TASK DESCRIPTION:
Within the listing below, locate all lines containing the word "shown". Copy each one.

(Dataset listings of figures)
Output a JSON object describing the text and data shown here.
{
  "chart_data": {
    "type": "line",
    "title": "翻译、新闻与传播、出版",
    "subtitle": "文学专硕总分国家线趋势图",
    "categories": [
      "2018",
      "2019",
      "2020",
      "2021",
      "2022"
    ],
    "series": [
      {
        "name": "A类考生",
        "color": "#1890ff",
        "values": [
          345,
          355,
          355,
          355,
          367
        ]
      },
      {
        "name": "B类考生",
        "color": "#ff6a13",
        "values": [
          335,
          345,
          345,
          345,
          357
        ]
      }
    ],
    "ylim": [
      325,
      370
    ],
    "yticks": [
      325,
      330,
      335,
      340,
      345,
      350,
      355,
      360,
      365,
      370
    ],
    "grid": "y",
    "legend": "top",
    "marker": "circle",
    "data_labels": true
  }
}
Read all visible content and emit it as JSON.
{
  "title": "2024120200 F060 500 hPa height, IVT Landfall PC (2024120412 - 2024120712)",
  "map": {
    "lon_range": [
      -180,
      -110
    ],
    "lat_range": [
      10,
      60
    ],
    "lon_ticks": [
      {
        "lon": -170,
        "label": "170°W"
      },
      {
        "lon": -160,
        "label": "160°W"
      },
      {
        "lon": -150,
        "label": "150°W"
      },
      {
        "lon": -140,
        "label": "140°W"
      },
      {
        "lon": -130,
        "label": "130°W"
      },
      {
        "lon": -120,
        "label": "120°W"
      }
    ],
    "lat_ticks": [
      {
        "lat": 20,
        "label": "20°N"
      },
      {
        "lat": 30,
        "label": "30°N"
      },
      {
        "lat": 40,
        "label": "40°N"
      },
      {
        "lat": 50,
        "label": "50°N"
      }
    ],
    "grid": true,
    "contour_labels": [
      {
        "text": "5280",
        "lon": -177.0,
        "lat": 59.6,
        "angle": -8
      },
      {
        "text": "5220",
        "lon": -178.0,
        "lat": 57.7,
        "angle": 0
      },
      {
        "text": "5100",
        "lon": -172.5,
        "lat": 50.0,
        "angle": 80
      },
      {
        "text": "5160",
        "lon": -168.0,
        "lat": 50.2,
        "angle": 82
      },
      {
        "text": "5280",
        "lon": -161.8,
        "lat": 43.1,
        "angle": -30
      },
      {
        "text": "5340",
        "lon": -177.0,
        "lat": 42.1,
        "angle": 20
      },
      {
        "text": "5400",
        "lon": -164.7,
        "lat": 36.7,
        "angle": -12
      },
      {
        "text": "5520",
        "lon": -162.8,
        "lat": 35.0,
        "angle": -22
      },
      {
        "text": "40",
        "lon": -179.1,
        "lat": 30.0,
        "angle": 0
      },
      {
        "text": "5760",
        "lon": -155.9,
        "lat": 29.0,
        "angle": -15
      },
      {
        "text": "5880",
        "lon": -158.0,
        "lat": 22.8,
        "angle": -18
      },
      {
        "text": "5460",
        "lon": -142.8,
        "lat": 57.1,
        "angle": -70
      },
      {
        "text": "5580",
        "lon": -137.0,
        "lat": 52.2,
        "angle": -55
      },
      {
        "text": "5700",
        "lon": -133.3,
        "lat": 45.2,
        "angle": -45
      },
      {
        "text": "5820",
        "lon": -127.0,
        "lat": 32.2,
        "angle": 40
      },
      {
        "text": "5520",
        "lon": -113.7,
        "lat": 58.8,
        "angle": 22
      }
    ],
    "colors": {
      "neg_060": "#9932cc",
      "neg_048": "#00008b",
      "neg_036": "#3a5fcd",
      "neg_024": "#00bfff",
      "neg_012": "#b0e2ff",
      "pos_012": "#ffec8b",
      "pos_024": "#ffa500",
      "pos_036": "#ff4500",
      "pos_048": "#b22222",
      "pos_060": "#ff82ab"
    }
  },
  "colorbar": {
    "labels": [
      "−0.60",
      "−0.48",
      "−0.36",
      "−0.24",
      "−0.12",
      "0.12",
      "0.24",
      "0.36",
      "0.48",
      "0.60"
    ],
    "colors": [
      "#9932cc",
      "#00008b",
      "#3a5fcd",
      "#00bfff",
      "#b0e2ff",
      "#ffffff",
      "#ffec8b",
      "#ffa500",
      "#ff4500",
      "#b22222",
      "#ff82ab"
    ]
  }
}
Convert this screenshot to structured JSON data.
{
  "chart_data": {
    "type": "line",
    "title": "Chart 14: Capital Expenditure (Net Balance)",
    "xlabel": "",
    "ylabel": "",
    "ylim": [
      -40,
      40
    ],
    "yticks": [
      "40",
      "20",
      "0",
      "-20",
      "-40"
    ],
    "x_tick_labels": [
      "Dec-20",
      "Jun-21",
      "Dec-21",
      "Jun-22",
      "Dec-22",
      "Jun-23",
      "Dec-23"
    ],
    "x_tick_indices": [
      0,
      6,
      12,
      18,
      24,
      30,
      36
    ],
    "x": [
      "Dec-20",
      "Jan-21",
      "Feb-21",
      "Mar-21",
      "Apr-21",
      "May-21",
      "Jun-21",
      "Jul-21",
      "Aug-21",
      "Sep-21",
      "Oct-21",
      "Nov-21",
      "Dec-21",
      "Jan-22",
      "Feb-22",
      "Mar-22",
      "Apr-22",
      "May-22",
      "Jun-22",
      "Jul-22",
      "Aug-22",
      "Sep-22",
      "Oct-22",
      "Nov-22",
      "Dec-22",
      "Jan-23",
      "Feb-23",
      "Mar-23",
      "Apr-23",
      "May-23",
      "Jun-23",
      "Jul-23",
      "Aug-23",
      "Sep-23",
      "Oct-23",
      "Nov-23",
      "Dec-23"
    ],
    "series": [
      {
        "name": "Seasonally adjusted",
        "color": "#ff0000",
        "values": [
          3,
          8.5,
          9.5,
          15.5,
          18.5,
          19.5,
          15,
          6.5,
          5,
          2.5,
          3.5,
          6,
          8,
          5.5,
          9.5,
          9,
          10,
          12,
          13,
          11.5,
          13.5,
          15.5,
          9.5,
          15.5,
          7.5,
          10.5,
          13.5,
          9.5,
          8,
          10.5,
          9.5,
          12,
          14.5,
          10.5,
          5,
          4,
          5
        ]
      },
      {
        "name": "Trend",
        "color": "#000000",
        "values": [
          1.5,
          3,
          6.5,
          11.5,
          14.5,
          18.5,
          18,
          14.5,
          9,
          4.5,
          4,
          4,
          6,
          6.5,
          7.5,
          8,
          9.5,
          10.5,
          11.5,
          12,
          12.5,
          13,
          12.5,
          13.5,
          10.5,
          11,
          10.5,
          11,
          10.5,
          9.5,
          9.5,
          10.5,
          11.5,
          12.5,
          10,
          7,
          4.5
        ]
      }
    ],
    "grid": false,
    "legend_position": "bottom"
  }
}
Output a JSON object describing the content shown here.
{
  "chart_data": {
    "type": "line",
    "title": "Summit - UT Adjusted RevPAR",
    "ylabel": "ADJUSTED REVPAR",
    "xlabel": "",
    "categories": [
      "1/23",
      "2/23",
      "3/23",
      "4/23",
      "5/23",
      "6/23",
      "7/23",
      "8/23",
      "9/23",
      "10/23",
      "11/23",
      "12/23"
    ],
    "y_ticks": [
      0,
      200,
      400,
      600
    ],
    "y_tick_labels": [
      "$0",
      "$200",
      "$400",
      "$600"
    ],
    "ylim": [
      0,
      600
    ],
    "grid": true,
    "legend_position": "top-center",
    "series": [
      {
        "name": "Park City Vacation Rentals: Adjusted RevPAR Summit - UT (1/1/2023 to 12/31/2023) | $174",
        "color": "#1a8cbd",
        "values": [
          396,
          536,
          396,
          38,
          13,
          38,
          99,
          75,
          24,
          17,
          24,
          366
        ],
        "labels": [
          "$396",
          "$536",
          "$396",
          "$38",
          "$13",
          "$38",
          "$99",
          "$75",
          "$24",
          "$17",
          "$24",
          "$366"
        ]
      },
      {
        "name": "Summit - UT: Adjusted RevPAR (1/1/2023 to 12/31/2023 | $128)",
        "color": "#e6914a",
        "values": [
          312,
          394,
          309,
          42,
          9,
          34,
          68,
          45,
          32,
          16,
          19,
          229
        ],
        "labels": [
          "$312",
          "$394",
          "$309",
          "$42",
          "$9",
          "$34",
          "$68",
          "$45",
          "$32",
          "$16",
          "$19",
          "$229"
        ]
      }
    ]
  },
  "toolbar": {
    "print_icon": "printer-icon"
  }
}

FULL SOLUTION:
Output a JSON object describing the text and data shown here.
Output a JSON object describing the content shown here.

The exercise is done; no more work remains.